● **What is required**
Reproduce each of the lines word for word.

● **Data for processing**

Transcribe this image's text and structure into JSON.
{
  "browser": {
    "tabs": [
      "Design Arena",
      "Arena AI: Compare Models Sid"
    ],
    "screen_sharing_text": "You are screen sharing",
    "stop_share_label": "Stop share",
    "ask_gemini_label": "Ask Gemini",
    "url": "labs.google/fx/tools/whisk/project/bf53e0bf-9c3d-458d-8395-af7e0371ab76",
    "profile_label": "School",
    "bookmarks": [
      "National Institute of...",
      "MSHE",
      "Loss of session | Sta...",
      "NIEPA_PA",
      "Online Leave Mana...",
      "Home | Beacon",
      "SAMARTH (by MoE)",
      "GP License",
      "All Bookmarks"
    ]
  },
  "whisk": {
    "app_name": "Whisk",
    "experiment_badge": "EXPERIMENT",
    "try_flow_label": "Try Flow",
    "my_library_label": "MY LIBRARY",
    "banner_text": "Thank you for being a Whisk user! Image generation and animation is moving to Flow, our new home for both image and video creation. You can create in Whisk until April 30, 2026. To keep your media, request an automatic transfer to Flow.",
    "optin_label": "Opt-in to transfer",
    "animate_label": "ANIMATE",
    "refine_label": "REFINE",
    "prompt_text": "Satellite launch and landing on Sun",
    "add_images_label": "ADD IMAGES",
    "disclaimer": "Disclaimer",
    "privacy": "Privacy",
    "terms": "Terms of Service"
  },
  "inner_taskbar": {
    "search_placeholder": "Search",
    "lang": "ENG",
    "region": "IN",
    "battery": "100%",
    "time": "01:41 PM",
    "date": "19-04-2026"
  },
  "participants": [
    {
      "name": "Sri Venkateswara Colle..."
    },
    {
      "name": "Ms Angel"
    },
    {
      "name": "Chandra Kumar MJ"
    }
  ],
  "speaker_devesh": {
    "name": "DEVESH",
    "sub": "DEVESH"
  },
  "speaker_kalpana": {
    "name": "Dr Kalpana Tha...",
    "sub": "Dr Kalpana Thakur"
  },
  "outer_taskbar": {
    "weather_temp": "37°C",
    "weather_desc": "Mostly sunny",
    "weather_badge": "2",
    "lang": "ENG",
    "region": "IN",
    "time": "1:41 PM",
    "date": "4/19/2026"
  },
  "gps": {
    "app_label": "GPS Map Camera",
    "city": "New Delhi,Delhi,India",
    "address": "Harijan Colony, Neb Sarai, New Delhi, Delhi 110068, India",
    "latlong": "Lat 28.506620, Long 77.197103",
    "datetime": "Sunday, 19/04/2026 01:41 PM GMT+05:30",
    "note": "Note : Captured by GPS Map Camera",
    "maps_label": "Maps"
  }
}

● **Exercise solution**
Transcribe this image's text and structure into JSON.
{
  "browser": {
    "tabs": [
      "Design Arena",
      "Arena AI: Compare Models Sid"
    ],
    "screen_sharing_text": "You are screen sharing",
    "stop_share_label": "Stop share",
    "ask_gemini_label": "Ask Gemini",
    "url": "labs.google/fx/tools/whisk/project/bf53e0bf-9c3d-458d-8395-af7e0371ab76",
    "profile_label": "School",
    "bookmarks": [
      "National Institute of...",
      "MSHE",
      "Loss of session | Sta...",
      "NIEPA_PA",
      "Online Leave Mana...",
      "Home | Beacon",
      "SAMARTH (by MoE)",
      "GP License",
      "All Bookmarks"
    ]
  },
  "whisk": {
    "app_name": "Whisk",
    "experiment_badge": "EXPERIMENT",
    "try_flow_label": "Try Flow",
    "my_library_label": "MY LIBRARY",
    "banner_text": "Thank you for being a Whisk user! Image generation and animation is moving to Flow, our new home for both image and video creation. You can create in Whisk until April 30, 2026. To keep your media, request an automatic transfer to Flow.",
    "optin_label": "Opt-in to transfer",
    "animate_label": "ANIMATE",
    "refine_label": "REFINE",
    "prompt_text": "Satellite launch and landing on Sun",
    "add_images_label": "ADD IMAGES",
    "disclaimer": "Disclaimer",
    "privacy": "Privacy",
    "terms": "Terms of Service"
  },
  "inner_taskbar": {
    "search_placeholder": "Search",
    "lang": "ENG",
    "region": "IN",
    "battery": "100%",
    "time": "01:41 PM",
    "date": "19-04-2026"
  },
  "participants": [
    {
      "name": "Sri Venkateswara Colle..."
    },
    {
      "name": "Ms Angel"
    },
    {
      "name": "Chandra Kumar MJ"
    }
  ],
  "speaker_devesh": {
    "name": "DEVESH",
    "sub": "DEVESH"
  },
  "speaker_kalpana": {
    "name": "Dr Kalpana Tha...",
    "sub": "Dr Kalpana Thakur"
  },
  "outer_taskbar": {
    "weather_temp": "37°C",
    "weather_desc": "Mostly sunny",
    "weather_badge": "2",
    "lang": "ENG",
    "region": "IN",
    "time": "1:41 PM",
    "date": "4/19/2026"
  },
  "gps": {
    "app_label": "GPS Map Camera",
    "city": "New Delhi,Delhi,India",
    "address": "Harijan Colony, Neb Sarai, New Delhi, Delhi 110068, India",
    "latlong": "Lat 28.506620, Long 77.197103",
    "datetime": "Sunday, 19/04/2026 01:41 PM GMT+05:30",
    "note": "Note : Captured by GPS Map Camera",
    "maps_label": "Maps"
  }
}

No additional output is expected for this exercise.